■ Exercise brief: Repeat the records exactly. Every line must match.
* START Exercise inputs *
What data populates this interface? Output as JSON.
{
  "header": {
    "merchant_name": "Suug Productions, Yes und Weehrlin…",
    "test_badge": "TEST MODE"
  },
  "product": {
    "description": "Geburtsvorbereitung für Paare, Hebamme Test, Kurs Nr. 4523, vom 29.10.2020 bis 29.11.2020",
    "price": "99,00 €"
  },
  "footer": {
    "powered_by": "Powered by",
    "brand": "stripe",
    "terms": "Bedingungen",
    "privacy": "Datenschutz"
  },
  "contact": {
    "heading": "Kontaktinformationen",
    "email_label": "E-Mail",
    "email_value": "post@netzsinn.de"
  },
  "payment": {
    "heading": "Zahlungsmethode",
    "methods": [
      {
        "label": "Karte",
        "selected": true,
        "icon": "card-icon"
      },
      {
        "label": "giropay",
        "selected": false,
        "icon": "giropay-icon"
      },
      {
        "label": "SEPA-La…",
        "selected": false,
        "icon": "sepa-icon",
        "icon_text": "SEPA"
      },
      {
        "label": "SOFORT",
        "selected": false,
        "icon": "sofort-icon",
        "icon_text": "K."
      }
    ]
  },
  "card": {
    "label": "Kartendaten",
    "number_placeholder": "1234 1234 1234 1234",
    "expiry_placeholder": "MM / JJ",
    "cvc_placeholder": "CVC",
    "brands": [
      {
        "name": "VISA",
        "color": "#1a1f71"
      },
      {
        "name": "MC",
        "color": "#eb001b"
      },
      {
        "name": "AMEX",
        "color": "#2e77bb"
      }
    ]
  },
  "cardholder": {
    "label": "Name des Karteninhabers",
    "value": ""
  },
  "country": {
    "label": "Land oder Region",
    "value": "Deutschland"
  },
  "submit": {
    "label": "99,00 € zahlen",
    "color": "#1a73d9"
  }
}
* END Exercise inputs *
■ Answer to the exercise:
What data populates this interface? Output as JSON.
{
  "header": {
    "merchant_name": "Suug Productions, Yes und Weehrlin…",
    "test_badge": "TEST MODE"
  },
  "product": {
    "description": "Geburtsvorbereitung für Paare, Hebamme Test, Kurs Nr. 4523, vom 29.10.2020 bis 29.11.2020",
    "price": "99,00 €"
  },
  "footer": {
    "powered_by": "Powered by",
    "brand": "stripe",
    "terms": "Bedingungen",
    "privacy": "Datenschutz"
  },
  "contact": {
    "heading": "Kontaktinformationen",
    "email_label": "E-Mail",
    "email_value": "post@netzsinn.de"
  },
  "payment": {
    "heading": "Zahlungsmethode",
    "methods": [
      {
        "label": "Karte",
        "selected": true,
        "icon": "card-icon"
      },
      {
        "label": "giropay",
        "selected": false,
        "icon": "giropay-icon"
      },
      {
        "label": "SEPA-La…",
        "selected": false,
        "icon": "sepa-icon",
        "icon_text": "SEPA"
      },
      {
        "label": "SOFORT",
        "selected": false,
        "icon": "sofort-icon",
        "icon_text": "K."
      }
    ]
  },
  "card": {
    "label": "Kartendaten",
    "number_placeholder": "1234 1234 1234 1234",
    "expiry_placeholder": "MM / JJ",
    "cvc_placeholder": "CVC",
    "brands": [
      {
        "name": "VISA",
        "color": "#1a1f71"
      },
      {
        "name": "MC",
        "color": "#eb001b"
      },
      {
        "name": "AMEX",
        "color": "#2e77bb"
      }
    ]
  },
  "cardholder": {
    "label": "Name des Karteninhabers",
    "value": ""
  },
  "country": {
    "label": "Land oder Region",
    "value": "Deutschland"
  },
  "submit": {
    "label": "99,00 € zahlen",
    "color": "#1a73d9"
  }
}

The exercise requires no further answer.